— BEGIN RECORDS FOR PROCESSING —
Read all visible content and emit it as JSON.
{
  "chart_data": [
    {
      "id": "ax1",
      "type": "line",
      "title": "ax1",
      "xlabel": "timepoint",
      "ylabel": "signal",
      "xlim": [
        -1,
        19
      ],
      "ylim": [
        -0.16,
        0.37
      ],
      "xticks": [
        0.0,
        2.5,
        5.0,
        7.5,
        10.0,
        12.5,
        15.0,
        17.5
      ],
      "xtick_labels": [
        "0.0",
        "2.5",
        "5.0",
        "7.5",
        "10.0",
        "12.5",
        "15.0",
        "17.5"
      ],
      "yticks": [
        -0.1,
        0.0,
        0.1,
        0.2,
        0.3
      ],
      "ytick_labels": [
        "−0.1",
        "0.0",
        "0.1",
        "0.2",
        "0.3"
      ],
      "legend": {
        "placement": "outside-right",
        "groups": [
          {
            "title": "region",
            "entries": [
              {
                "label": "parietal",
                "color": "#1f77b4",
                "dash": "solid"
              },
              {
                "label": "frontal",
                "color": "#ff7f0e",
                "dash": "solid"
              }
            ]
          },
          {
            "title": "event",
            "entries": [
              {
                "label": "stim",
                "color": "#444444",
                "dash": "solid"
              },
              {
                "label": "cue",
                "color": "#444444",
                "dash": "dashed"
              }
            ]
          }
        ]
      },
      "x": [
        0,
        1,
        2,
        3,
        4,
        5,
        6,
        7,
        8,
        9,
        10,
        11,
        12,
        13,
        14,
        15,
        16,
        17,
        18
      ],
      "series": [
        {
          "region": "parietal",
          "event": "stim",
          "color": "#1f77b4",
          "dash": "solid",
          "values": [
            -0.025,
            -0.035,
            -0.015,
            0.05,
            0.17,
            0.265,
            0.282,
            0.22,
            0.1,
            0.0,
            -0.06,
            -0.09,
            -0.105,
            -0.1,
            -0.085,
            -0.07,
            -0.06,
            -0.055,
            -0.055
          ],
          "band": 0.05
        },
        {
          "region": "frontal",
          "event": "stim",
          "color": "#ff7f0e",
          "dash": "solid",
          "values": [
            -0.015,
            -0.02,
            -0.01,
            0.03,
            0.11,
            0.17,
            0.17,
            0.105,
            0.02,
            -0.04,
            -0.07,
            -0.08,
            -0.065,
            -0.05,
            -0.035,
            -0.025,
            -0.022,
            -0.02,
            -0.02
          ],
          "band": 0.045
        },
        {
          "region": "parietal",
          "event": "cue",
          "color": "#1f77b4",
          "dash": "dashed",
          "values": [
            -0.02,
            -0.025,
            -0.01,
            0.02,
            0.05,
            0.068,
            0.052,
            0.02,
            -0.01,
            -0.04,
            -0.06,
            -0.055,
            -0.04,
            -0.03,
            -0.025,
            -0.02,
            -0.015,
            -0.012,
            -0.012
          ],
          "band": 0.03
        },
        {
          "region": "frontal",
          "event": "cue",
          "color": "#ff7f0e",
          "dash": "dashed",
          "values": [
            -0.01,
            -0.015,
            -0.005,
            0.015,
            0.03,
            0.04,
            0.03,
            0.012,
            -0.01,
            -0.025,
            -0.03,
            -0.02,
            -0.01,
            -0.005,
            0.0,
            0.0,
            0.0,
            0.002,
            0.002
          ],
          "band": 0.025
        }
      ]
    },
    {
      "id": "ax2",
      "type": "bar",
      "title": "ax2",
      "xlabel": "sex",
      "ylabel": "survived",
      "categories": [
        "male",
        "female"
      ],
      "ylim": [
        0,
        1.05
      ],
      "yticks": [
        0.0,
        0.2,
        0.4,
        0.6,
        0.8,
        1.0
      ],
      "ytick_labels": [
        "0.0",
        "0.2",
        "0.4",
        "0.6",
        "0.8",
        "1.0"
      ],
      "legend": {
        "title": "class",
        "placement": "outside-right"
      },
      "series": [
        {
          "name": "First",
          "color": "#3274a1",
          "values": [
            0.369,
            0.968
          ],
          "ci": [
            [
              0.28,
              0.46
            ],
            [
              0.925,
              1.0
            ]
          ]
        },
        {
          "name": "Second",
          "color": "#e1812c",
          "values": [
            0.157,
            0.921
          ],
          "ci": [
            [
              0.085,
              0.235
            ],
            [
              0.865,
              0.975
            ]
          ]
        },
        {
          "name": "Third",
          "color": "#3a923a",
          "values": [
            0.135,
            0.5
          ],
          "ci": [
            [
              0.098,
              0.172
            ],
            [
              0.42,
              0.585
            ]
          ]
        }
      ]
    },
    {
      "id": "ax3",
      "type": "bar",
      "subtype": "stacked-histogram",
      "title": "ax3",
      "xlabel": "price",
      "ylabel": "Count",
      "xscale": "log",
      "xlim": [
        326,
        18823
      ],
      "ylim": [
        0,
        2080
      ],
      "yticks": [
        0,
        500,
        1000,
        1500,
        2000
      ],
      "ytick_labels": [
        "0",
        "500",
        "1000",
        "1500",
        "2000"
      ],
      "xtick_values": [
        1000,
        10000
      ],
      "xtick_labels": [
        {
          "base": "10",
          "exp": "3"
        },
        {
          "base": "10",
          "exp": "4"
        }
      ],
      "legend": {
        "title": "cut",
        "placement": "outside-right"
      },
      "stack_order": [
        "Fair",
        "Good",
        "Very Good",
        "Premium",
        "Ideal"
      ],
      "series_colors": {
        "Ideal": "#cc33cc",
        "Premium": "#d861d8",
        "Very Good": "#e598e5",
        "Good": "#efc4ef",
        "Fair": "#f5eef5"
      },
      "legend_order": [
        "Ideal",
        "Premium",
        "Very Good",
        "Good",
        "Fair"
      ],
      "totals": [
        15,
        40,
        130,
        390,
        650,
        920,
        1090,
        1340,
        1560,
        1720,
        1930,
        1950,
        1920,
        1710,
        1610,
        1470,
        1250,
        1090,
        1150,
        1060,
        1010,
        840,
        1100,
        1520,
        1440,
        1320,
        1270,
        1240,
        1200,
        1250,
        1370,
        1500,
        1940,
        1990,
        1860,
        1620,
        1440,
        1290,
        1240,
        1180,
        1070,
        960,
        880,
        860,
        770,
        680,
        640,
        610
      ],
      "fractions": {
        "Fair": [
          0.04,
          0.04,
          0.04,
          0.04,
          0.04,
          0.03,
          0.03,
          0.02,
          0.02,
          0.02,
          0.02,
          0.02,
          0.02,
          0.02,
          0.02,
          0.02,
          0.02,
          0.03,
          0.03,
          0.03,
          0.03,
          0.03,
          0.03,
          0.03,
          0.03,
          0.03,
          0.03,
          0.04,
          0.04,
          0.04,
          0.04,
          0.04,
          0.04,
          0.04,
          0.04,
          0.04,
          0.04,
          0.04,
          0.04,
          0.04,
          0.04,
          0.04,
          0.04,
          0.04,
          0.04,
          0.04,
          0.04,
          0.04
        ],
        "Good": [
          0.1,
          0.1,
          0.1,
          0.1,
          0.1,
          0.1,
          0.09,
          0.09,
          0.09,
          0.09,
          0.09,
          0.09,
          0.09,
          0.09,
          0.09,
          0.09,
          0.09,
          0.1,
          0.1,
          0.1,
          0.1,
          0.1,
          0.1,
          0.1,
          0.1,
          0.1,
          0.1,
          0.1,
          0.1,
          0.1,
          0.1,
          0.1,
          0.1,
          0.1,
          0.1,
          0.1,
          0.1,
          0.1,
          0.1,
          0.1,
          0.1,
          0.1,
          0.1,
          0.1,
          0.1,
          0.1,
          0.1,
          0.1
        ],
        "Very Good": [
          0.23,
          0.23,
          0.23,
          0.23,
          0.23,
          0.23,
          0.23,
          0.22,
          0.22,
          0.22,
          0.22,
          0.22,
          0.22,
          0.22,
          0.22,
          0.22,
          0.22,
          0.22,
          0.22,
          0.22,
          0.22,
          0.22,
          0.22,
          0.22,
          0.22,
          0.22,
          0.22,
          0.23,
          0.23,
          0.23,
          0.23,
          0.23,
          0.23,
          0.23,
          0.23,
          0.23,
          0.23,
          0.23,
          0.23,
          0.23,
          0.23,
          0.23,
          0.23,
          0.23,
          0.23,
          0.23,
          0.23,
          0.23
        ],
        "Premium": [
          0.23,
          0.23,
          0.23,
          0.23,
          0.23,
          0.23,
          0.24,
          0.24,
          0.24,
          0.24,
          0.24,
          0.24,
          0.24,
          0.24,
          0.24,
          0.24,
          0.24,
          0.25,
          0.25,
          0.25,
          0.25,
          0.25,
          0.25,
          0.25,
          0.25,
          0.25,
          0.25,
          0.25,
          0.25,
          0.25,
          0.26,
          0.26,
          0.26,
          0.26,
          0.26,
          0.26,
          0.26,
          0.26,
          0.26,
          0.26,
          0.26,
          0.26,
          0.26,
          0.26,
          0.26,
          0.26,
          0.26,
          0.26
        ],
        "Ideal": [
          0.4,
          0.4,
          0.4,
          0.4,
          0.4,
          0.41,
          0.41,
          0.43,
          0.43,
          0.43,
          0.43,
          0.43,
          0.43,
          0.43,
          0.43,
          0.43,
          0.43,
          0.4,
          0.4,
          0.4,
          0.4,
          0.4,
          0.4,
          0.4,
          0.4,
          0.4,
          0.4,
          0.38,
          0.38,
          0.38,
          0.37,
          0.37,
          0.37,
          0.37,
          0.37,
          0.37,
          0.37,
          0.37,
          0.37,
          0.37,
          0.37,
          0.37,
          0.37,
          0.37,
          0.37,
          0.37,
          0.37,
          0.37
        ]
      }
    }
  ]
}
— END RECORDS FOR PROCESSING —
— BEGIN RECORDS FOR PROCESSING —
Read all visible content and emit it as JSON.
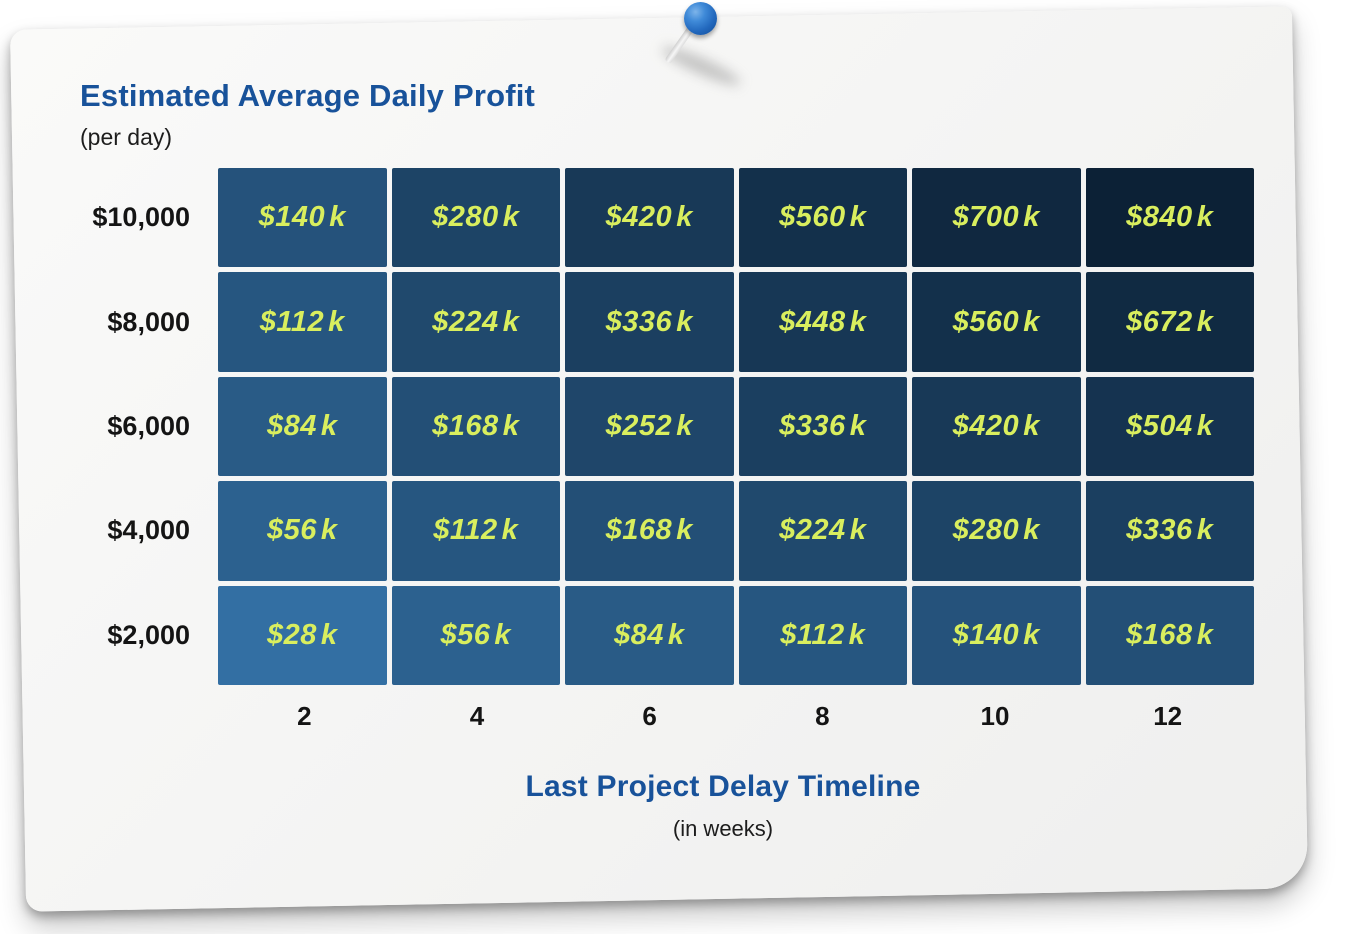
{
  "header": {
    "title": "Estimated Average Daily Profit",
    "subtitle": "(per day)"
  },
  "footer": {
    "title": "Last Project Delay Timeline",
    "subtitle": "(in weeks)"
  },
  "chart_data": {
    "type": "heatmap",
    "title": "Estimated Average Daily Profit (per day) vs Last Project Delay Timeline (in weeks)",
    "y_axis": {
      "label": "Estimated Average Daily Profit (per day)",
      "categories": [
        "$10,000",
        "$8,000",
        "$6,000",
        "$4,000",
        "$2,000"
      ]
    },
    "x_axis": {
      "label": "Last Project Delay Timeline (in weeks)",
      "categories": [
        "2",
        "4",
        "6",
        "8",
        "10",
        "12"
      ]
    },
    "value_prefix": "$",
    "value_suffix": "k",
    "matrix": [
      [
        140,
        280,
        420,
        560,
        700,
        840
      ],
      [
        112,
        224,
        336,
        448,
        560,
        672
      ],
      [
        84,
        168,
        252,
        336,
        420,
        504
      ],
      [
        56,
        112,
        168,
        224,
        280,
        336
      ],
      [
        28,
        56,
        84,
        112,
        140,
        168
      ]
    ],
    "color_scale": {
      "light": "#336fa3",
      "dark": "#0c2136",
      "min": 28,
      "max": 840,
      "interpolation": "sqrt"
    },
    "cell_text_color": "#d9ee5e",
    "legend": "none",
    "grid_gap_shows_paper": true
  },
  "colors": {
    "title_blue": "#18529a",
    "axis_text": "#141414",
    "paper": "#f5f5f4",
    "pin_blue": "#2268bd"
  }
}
— END RECORDS FOR PROCESSING —
## WHAT YOU SHOULD DO
For the data above, state how many lines contain "ylabel"; the number is the whole answer.

## IN RESPONSE
3